• Written problem
Transcribe all of the records precisely as they are presented.

• Supplied material
+++
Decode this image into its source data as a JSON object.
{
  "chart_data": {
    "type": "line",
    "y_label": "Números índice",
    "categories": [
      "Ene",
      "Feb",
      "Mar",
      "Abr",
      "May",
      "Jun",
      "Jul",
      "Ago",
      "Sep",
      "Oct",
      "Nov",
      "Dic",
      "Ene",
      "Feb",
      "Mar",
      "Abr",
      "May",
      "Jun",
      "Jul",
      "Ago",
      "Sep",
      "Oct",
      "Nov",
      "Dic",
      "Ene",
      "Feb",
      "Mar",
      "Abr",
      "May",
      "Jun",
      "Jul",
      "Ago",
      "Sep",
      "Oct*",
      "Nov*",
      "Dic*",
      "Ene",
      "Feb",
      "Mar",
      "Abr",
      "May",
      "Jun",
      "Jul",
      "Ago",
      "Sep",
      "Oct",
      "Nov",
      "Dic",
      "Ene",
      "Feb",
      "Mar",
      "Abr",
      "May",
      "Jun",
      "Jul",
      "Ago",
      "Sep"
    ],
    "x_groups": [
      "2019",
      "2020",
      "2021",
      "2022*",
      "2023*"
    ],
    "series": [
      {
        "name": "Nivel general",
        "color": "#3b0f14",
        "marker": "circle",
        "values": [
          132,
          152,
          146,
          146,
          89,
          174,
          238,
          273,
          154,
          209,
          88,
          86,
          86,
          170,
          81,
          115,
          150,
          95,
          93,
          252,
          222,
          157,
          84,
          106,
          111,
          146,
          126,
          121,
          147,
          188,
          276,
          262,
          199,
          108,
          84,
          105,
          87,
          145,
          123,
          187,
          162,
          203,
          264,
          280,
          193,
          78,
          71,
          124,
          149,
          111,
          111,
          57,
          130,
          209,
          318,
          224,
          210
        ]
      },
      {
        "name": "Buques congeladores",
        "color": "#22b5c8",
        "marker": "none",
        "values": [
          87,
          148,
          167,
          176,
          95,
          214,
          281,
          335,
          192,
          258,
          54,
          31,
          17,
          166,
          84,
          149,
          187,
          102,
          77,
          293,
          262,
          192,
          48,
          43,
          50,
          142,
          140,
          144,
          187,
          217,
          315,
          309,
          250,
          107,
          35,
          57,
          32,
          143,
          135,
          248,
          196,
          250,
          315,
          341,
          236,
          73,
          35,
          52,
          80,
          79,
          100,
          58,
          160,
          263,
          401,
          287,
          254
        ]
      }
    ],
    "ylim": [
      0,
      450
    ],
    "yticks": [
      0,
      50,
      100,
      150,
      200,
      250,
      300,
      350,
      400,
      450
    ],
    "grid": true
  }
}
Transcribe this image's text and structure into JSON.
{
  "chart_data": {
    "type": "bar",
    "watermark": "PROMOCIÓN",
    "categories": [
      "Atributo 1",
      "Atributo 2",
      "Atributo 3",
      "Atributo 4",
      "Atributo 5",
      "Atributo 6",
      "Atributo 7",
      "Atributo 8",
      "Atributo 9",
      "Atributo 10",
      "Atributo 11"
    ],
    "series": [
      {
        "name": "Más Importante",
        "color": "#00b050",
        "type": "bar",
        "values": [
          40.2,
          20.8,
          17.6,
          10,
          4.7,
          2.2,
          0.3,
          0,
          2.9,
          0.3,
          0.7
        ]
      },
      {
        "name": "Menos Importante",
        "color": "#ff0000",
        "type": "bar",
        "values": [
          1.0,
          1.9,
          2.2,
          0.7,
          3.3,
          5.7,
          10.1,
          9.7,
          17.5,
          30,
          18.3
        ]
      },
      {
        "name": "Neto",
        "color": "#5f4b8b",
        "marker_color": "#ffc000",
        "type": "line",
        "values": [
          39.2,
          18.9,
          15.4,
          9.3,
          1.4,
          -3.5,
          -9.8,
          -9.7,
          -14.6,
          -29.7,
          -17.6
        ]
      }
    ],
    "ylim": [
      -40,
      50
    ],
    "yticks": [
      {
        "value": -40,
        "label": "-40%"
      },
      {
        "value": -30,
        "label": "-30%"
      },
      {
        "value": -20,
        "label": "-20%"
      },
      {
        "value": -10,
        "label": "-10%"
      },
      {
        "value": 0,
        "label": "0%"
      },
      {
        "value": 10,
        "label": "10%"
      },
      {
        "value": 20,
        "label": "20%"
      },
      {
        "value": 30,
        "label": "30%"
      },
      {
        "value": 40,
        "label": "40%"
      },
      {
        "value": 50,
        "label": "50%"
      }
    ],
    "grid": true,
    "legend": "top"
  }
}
+++
• Task answer
Decode this image into its source data as a JSON object.
{
  "chart_data": {
    "type": "line",
    "y_label": "Números índice",
    "categories": [
      "Ene",
      "Feb",
      "Mar",
      "Abr",
      "May",
      "Jun",
      "Jul",
      "Ago",
      "Sep",
      "Oct",
      "Nov",
      "Dic",
      "Ene",
      "Feb",
      "Mar",
      "Abr",
      "May",
      "Jun",
      "Jul",
      "Ago",
      "Sep",
      "Oct",
      "Nov",
      "Dic",
      "Ene",
      "Feb",
      "Mar",
      "Abr",
      "May",
      "Jun",
      "Jul",
      "Ago",
      "Sep",
      "Oct*",
      "Nov*",
      "Dic*",
      "Ene",
      "Feb",
      "Mar",
      "Abr",
      "May",
      "Jun",
      "Jul",
      "Ago",
      "Sep",
      "Oct",
      "Nov",
      "Dic",
      "Ene",
      "Feb",
      "Mar",
      "Abr",
      "May",
      "Jun",
      "Jul",
      "Ago",
      "Sep"
    ],
    "x_groups": [
      "2019",
      "2020",
      "2021",
      "2022*",
      "2023*"
    ],
    "series": [
      {
        "name": "Nivel general",
        "color": "#3b0f14",
        "marker": "circle",
        "values": [
          132,
          152,
          146,
          146,
          89,
          174,
          238,
          273,
          154,
          209,
          88,
          86,
          86,
          170,
          81,
          115,
          150,
          95,
          93,
          252,
          222,
          157,
          84,
          106,
          111,
          146,
          126,
          121,
          147,
          188,
          276,
          262,
          199,
          108,
          84,
          105,
          87,
          145,
          123,
          187,
          162,
          203,
          264,
          280,
          193,
          78,
          71,
          124,
          149,
          111,
          111,
          57,
          130,
          209,
          318,
          224,
          210
        ]
      },
      {
        "name": "Buques congeladores",
        "color": "#22b5c8",
        "marker": "none",
        "values": [
          87,
          148,
          167,
          176,
          95,
          214,
          281,
          335,
          192,
          258,
          54,
          31,
          17,
          166,
          84,
          149,
          187,
          102,
          77,
          293,
          262,
          192,
          48,
          43,
          50,
          142,
          140,
          144,
          187,
          217,
          315,
          309,
          250,
          107,
          35,
          57,
          32,
          143,
          135,
          248,
          196,
          250,
          315,
          341,
          236,
          73,
          35,
          52,
          80,
          79,
          100,
          58,
          160,
          263,
          401,
          287,
          254
        ]
      }
    ],
    "ylim": [
      0,
      450
    ],
    "yticks": [
      0,
      50,
      100,
      150,
      200,
      250,
      300,
      350,
      400,
      450
    ],
    "grid": true
  }
}
Transcribe this image's text and structure into JSON.
{
  "chart_data": {
    "type": "bar",
    "watermark": "PROMOCIÓN",
    "categories": [
      "Atributo 1",
      "Atributo 2",
      "Atributo 3",
      "Atributo 4",
      "Atributo 5",
      "Atributo 6",
      "Atributo 7",
      "Atributo 8",
      "Atributo 9",
      "Atributo 10",
      "Atributo 11"
    ],
    "series": [
      {
        "name": "Más Importante",
        "color": "#00b050",
        "type": "bar",
        "values": [
          40.2,
          20.8,
          17.6,
          10,
          4.7,
          2.2,
          0.3,
          0,
          2.9,
          0.3,
          0.7
        ]
      },
      {
        "name": "Menos Importante",
        "color": "#ff0000",
        "type": "bar",
        "values": [
          1.0,
          1.9,
          2.2,
          0.7,
          3.3,
          5.7,
          10.1,
          9.7,
          17.5,
          30,
          18.3
        ]
      },
      {
        "name": "Neto",
        "color": "#5f4b8b",
        "marker_color": "#ffc000",
        "type": "line",
        "values": [
          39.2,
          18.9,
          15.4,
          9.3,
          1.4,
          -3.5,
          -9.8,
          -9.7,
          -14.6,
          -29.7,
          -17.6
        ]
      }
    ],
    "ylim": [
      -40,
      50
    ],
    "yticks": [
      {
        "value": -40,
        "label": "-40%"
      },
      {
        "value": -30,
        "label": "-30%"
      },
      {
        "value": -20,
        "label": "-20%"
      },
      {
        "value": -10,
        "label": "-10%"
      },
      {
        "value": 0,
        "label": "0%"
      },
      {
        "value": 10,
        "label": "10%"
      },
      {
        "value": 20,
        "label": "20%"
      },
      {
        "value": 30,
        "label": "30%"
      },
      {
        "value": 40,
        "label": "40%"
      },
      {
        "value": 50,
        "label": "50%"
      }
    ],
    "grid": true,
    "legend": "top"
  }
}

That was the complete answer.